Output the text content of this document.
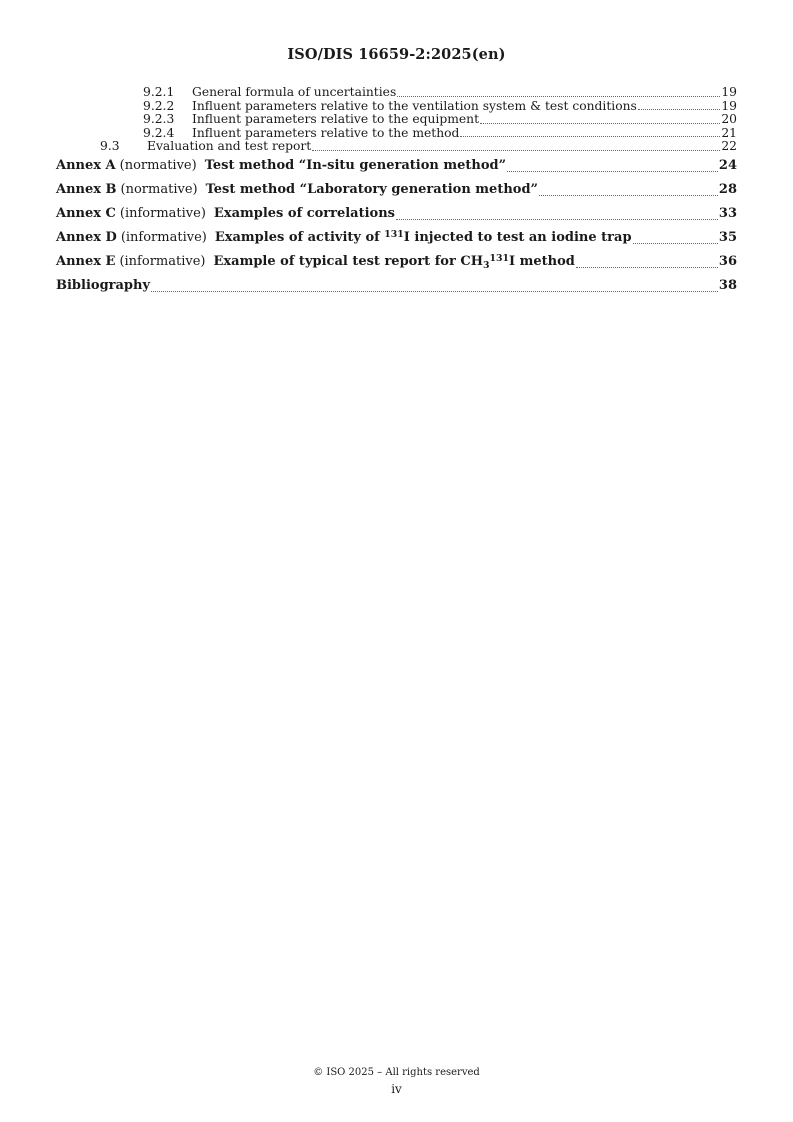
ISO/DIS 16659-2:2025(en)
9.2.1	General formula of uncertainties	19
9.2.2	Influent parameters relative to the ventilation system & test conditions	19
9.2.3	Influent parameters relative to the equipment	20
9.2.4	Influent parameters relative to the method	21
9.3	Evaluation and test report	22
Annex A (normative) Test method “In-situ generation method”	24
Annex B (normative) Test method “Laboratory generation method”	28
Annex C (informative) Examples of correlations	33
Annex D (informative) Examples of activity of $^{131}$I injected to test an iodine trap	35
Annex E (informative) Example of typical test report for $CH_3^{131}I$ method	36
Bibliography	38
© ISO 2025 – All rights reserved
iv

EXERCISE DETAILS: Quote in full the listing given above; the images are to be left out.

OUTPUT OF THE EXERCISE:
Output the text content of this document.
ISO/DIS 16659-2:2025(en)
9.2.1	General formula of uncertainties	19
9.2.2	Influent parameters relative to the ventilation system & test conditions	19
9.2.3	Influent parameters relative to the equipment	20
9.2.4	Influent parameters relative to the method	21
9.3	Evaluation and test report	22
Annex A (normative) Test method “In-situ generation method”	24
Annex B (normative) Test method “Laboratory generation method”	28
Annex C (informative) Examples of correlations	33
Annex D (informative) Examples of activity of $^{131}$I injected to test an iodine trap	35
Annex E (informative) Example of typical test report for $CH_3^{131}I$ method	36
Bibliography	38
© ISO 2025 – All rights reserved
iv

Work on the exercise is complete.